## The problem
Repeat each line of the material exactly.

## Source material
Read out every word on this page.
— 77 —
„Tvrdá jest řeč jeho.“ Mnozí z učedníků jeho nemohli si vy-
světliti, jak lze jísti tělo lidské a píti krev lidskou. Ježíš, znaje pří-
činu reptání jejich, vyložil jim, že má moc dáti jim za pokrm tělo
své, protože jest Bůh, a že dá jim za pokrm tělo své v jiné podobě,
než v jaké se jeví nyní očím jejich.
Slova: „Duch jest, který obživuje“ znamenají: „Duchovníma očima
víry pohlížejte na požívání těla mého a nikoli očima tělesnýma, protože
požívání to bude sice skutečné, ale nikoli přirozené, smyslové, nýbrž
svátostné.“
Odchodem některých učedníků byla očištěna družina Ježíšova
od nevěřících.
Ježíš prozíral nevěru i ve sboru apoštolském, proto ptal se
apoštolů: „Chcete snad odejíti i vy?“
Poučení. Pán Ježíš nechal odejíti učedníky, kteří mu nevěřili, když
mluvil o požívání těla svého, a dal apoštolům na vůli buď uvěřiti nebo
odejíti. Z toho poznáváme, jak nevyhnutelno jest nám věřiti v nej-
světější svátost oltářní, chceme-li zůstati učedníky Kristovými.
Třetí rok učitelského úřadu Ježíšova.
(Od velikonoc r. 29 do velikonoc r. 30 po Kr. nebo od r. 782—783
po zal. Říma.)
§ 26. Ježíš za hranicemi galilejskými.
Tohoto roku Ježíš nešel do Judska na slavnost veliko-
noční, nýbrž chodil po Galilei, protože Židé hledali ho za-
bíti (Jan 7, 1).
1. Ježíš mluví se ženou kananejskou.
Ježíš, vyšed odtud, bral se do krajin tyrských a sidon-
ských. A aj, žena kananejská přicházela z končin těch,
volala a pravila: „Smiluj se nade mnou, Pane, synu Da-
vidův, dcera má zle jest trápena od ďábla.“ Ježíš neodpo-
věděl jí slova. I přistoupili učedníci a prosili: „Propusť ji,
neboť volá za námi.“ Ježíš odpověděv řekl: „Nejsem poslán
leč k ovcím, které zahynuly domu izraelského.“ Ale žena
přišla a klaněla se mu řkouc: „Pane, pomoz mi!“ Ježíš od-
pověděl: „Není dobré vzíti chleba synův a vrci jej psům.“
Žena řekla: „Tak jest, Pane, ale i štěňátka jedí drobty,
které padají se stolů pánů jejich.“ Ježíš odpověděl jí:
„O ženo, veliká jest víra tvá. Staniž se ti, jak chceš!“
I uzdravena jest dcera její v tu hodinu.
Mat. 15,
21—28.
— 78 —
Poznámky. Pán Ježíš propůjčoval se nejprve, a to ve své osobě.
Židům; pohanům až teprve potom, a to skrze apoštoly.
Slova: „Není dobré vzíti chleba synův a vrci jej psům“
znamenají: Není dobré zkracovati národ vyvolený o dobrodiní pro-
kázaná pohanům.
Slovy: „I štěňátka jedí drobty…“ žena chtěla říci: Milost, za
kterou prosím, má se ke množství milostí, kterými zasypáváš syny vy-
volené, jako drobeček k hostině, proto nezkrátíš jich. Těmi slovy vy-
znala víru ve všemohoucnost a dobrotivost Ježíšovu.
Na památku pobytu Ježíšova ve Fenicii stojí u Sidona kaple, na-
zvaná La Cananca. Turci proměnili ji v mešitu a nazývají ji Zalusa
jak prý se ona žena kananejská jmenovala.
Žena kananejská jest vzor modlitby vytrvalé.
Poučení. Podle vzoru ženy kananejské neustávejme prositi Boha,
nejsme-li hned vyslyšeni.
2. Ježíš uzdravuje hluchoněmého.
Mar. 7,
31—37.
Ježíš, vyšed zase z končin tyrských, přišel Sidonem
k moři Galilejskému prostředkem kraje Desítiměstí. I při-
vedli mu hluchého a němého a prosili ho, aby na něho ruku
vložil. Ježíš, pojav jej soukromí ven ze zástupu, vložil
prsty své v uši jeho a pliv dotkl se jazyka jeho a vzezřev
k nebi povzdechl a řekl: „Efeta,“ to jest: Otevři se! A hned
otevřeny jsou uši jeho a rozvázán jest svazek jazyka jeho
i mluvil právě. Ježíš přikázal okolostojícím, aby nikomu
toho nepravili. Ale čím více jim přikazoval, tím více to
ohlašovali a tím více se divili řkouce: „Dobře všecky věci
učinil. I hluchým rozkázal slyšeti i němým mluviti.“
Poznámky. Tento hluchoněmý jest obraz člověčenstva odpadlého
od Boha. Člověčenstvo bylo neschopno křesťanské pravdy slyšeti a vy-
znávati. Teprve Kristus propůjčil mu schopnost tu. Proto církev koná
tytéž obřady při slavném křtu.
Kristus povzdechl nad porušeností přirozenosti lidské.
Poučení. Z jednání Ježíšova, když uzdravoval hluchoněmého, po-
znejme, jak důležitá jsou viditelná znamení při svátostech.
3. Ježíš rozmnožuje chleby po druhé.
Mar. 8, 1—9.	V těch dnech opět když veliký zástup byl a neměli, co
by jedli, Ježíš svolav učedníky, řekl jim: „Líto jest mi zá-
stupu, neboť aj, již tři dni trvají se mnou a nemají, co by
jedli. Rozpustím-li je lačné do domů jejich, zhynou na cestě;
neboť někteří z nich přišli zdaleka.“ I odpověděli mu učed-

## Response
Read out every word on this page.
— 77 —
„Tvrdá jest řeč jeho.“ Mnozí z učedníků jeho nemohli si vy-
světliti, jak lze jísti tělo lidské a píti krev lidskou. Ježíš, znaje pří-
činu reptání jejich, vyložil jim, že má moc dáti jim za pokrm tělo
své, protože jest Bůh, a že dá jim za pokrm tělo své v jiné podobě,
než v jaké se jeví nyní očím jejich.
Slova: „Duch jest, který obživuje“ znamenají: „Duchovníma očima
víry pohlížejte na požívání těla mého a nikoli očima tělesnýma, protože
požívání to bude sice skutečné, ale nikoli přirozené, smyslové, nýbrž
svátostné.“
Odchodem některých učedníků byla očištěna družina Ježíšova
od nevěřících.
Ježíš prozíral nevěru i ve sboru apoštolském, proto ptal se
apoštolů: „Chcete snad odejíti i vy?“
Poučení. Pán Ježíš nechal odejíti učedníky, kteří mu nevěřili, když
mluvil o požívání těla svého, a dal apoštolům na vůli buď uvěřiti nebo
odejíti. Z toho poznáváme, jak nevyhnutelno jest nám věřiti v nej-
světější svátost oltářní, chceme-li zůstati učedníky Kristovými.
Třetí rok učitelského úřadu Ježíšova.
(Od velikonoc r. 29 do velikonoc r. 30 po Kr. nebo od r. 782—783
po zal. Říma.)
§ 26. Ježíš za hranicemi galilejskými.
Tohoto roku Ježíš nešel do Judska na slavnost veliko-
noční, nýbrž chodil po Galilei, protože Židé hledali ho za-
bíti (Jan 7, 1).
1. Ježíš mluví se ženou kananejskou.
Ježíš, vyšed odtud, bral se do krajin tyrských a sidon-
ských. A aj, žena kananejská přicházela z končin těch,
volala a pravila: „Smiluj se nade mnou, Pane, synu Da-
vidův, dcera má zle jest trápena od ďábla.“ Ježíš neodpo-
věděl jí slova. I přistoupili učedníci a prosili: „Propusť ji,
neboť volá za námi.“ Ježíš odpověděv řekl: „Nejsem poslán
leč k ovcím, které zahynuly domu izraelského.“ Ale žena
přišla a klaněla se mu řkouc: „Pane, pomoz mi!“ Ježíš od-
pověděl: „Není dobré vzíti chleba synův a vrci jej psům.“
Žena řekla: „Tak jest, Pane, ale i štěňátka jedí drobty,
které padají se stolů pánů jejich.“ Ježíš odpověděl jí:
„O ženo, veliká jest víra tvá. Staniž se ti, jak chceš!“
I uzdravena jest dcera její v tu hodinu.
Mat. 15,
21—28.
— 78 —
Poznámky. Pán Ježíš propůjčoval se nejprve, a to ve své osobě.
Židům; pohanům až teprve potom, a to skrze apoštoly.
Slova: „Není dobré vzíti chleba synův a vrci jej psům“
znamenají: Není dobré zkracovati národ vyvolený o dobrodiní pro-
kázaná pohanům.
Slovy: „I štěňátka jedí drobty…“ žena chtěla říci: Milost, za
kterou prosím, má se ke množství milostí, kterými zasypáváš syny vy-
volené, jako drobeček k hostině, proto nezkrátíš jich. Těmi slovy vy-
znala víru ve všemohoucnost a dobrotivost Ježíšovu.
Na památku pobytu Ježíšova ve Fenicii stojí u Sidona kaple, na-
zvaná La Cananca. Turci proměnili ji v mešitu a nazývají ji Zalusa
jak prý se ona žena kananejská jmenovala.
Žena kananejská jest vzor modlitby vytrvalé.
Poučení. Podle vzoru ženy kananejské neustávejme prositi Boha,
nejsme-li hned vyslyšeni.
2. Ježíš uzdravuje hluchoněmého.
Mar. 7,
31—37.
Ježíš, vyšed zase z končin tyrských, přišel Sidonem
k moři Galilejskému prostředkem kraje Desítiměstí. I při-
vedli mu hluchého a němého a prosili ho, aby na něho ruku
vložil. Ježíš, pojav jej soukromí ven ze zástupu, vložil
prsty své v uši jeho a pliv dotkl se jazyka jeho a vzezřev
k nebi povzdechl a řekl: „Efeta,“ to jest: Otevři se! A hned
otevřeny jsou uši jeho a rozvázán jest svazek jazyka jeho
i mluvil právě. Ježíš přikázal okolostojícím, aby nikomu
toho nepravili. Ale čím více jim přikazoval, tím více to
ohlašovali a tím více se divili řkouce: „Dobře všecky věci
učinil. I hluchým rozkázal slyšeti i němým mluviti.“
Poznámky. Tento hluchoněmý jest obraz člověčenstva odpadlého
od Boha. Člověčenstvo bylo neschopno křesťanské pravdy slyšeti a vy-
znávati. Teprve Kristus propůjčil mu schopnost tu. Proto církev koná
tytéž obřady při slavném křtu.
Kristus povzdechl nad porušeností přirozenosti lidské.
Poučení. Z jednání Ježíšova, když uzdravoval hluchoněmého, po-
znejme, jak důležitá jsou viditelná znamení při svátostech.
3. Ježíš rozmnožuje chleby po druhé.
Mar. 8, 1—9.	V těch dnech opět když veliký zástup byl a neměli, co
by jedli, Ježíš svolav učedníky, řekl jim: „Líto jest mi zá-
stupu, neboť aj, již tři dni trvají se mnou a nemají, co by
jedli. Rozpustím-li je lačné do domů jejich, zhynou na cestě;
neboť někteří z nich přišli zdaleka.“ I odpověděli mu učed-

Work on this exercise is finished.